Requirements — Filter the entries, keeping every line with the word "islamistischer".

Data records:
....
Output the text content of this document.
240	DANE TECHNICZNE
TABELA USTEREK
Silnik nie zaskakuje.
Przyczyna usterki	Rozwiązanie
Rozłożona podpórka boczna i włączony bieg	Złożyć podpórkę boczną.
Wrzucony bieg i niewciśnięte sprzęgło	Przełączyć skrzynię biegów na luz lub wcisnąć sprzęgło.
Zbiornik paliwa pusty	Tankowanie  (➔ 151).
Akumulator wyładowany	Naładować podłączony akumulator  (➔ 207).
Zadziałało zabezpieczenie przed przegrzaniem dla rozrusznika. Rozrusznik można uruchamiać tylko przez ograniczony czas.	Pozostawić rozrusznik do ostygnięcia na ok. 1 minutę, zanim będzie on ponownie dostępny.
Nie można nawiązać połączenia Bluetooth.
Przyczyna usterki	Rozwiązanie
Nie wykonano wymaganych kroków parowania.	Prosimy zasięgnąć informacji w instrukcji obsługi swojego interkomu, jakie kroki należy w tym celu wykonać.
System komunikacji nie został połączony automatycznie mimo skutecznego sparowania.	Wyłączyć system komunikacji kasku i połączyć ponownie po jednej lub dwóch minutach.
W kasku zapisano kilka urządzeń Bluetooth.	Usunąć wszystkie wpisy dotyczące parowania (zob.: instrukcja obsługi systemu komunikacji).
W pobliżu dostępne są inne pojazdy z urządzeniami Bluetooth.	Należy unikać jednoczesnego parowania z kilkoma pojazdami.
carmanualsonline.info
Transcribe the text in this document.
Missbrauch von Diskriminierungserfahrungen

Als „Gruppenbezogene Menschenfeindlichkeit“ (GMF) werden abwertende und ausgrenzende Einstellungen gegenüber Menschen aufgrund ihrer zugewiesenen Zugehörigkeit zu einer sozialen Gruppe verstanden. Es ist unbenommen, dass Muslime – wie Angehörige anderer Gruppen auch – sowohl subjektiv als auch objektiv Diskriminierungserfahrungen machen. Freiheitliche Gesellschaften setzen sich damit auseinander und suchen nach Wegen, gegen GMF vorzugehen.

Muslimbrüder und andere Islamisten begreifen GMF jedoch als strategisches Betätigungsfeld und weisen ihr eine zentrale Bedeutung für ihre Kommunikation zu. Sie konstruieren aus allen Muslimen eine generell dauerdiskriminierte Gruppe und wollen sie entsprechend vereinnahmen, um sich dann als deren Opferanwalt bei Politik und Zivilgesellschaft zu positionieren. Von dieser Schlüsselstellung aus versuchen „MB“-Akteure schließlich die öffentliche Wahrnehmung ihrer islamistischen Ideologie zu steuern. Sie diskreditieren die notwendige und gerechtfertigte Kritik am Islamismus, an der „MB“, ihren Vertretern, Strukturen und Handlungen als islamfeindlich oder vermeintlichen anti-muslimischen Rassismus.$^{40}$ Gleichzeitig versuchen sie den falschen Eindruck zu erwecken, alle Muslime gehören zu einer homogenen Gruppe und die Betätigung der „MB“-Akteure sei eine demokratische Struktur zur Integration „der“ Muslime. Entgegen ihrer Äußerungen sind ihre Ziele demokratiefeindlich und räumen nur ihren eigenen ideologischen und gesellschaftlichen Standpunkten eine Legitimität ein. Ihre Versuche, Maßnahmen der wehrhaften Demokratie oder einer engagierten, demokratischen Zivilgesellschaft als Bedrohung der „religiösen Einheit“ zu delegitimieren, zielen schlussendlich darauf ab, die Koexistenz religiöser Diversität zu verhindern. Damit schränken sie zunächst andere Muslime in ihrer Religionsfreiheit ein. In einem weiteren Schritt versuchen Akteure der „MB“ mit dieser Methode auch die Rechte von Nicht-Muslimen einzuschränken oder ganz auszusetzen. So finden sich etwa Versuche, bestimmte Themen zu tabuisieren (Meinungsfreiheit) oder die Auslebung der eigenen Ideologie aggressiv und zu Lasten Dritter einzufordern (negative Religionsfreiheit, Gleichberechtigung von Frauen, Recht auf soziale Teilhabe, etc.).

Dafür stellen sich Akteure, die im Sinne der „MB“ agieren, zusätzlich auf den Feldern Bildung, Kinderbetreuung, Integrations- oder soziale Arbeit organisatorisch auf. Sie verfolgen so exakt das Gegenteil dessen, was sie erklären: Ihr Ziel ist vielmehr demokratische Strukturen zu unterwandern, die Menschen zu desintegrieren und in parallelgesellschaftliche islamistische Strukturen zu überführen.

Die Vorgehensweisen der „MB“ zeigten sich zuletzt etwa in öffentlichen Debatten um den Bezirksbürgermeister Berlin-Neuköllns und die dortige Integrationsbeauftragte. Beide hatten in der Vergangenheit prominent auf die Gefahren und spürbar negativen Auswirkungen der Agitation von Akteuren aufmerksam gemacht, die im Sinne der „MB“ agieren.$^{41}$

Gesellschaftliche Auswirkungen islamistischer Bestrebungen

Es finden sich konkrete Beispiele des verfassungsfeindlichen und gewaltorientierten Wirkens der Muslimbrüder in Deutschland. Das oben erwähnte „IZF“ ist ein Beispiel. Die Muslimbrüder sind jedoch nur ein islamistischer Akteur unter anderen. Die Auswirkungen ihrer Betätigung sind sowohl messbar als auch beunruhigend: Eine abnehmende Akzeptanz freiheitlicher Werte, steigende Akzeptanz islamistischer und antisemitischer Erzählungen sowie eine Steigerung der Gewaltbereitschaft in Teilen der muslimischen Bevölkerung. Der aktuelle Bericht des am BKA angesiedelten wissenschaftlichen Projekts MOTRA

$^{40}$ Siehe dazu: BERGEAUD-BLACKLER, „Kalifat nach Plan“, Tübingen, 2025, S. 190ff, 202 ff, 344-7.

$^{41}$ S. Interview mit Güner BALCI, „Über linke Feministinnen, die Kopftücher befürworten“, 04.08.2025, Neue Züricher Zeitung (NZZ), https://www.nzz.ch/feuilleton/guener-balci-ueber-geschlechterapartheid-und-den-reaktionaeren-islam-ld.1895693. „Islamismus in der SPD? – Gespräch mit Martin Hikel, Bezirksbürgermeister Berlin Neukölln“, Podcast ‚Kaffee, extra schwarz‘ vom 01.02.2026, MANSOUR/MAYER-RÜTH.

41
....
Result —
Gesellschaftliche Auswirkungen islamistischer Bestrebungen
Es finden sich konkrete Beispiele des verfassungsfeindlichen und gewaltorientierten Wirkens der Muslimbrüder in Deutschland. Das oben erwähnte „IZF“ ist ein Beispiel. Die Muslimbrüder sind jedoch nur ein islamistischer Akteur unter anderen. Die Auswirkungen ihrer Betätigung sind sowohl messbar als auch beunruhigend: Eine abnehmende Akzeptanz freiheitlicher Werte, steigende Akzeptanz islamistischer und antisemitischer Erzählungen sowie eine Steigerung der Gewaltbereitschaft in Teilen der muslimischen Bevölkerung. Der aktuelle Bericht des am BKA angesiedelten wissenschaftlichen Projekts MOTRA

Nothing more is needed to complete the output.